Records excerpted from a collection
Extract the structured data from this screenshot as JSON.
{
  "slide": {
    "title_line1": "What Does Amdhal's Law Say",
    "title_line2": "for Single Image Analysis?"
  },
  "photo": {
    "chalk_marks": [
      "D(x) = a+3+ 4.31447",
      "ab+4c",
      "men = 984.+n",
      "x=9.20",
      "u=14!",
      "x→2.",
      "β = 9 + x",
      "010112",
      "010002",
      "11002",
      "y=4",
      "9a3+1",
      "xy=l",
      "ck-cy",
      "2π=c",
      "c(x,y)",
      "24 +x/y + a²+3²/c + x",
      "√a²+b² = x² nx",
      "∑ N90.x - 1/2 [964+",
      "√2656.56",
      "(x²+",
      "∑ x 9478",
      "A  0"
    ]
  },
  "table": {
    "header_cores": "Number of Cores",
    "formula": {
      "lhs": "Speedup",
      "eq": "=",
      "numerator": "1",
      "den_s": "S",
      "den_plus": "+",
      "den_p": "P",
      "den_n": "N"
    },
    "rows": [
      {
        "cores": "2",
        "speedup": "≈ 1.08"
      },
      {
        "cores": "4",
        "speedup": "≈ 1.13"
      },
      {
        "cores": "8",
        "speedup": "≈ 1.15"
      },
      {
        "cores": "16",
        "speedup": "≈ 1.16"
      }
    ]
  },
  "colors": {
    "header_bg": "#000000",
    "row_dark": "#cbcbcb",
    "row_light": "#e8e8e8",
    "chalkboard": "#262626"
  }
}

● **YOUR TASK**
Go through the listing and print each line exactly as it appears.

● **SOLUTION FOR THIS TASK**
Extract the structured data from this screenshot as JSON.
{
  "slide": {
    "title_line1": "What Does Amdhal's Law Say",
    "title_line2": "for Single Image Analysis?"
  },
  "photo": {
    "chalk_marks": [
      "D(x) = a+3+ 4.31447",
      "ab+4c",
      "men = 984.+n",
      "x=9.20",
      "u=14!",
      "x→2.",
      "β = 9 + x",
      "010112",
      "010002",
      "11002",
      "y=4",
      "9a3+1",
      "xy=l",
      "ck-cy",
      "2π=c",
      "c(x,y)",
      "24 +x/y + a²+3²/c + x",
      "√a²+b² = x² nx",
      "∑ N90.x - 1/2 [964+",
      "√2656.56",
      "(x²+",
      "∑ x 9478",
      "A  0"
    ]
  },
  "table": {
    "header_cores": "Number of Cores",
    "formula": {
      "lhs": "Speedup",
      "eq": "=",
      "numerator": "1",
      "den_s": "S",
      "den_plus": "+",
      "den_p": "P",
      "den_n": "N"
    },
    "rows": [
      {
        "cores": "2",
        "speedup": "≈ 1.08"
      },
      {
        "cores": "4",
        "speedup": "≈ 1.13"
      },
      {
        "cores": "8",
        "speedup": "≈ 1.15"
      },
      {
        "cores": "16",
        "speedup": "≈ 1.16"
      }
    ]
  },
  "colors": {
    "header_bg": "#000000",
    "row_dark": "#cbcbcb",
    "row_light": "#e8e8e8",
    "chalkboard": "#262626"
  }
}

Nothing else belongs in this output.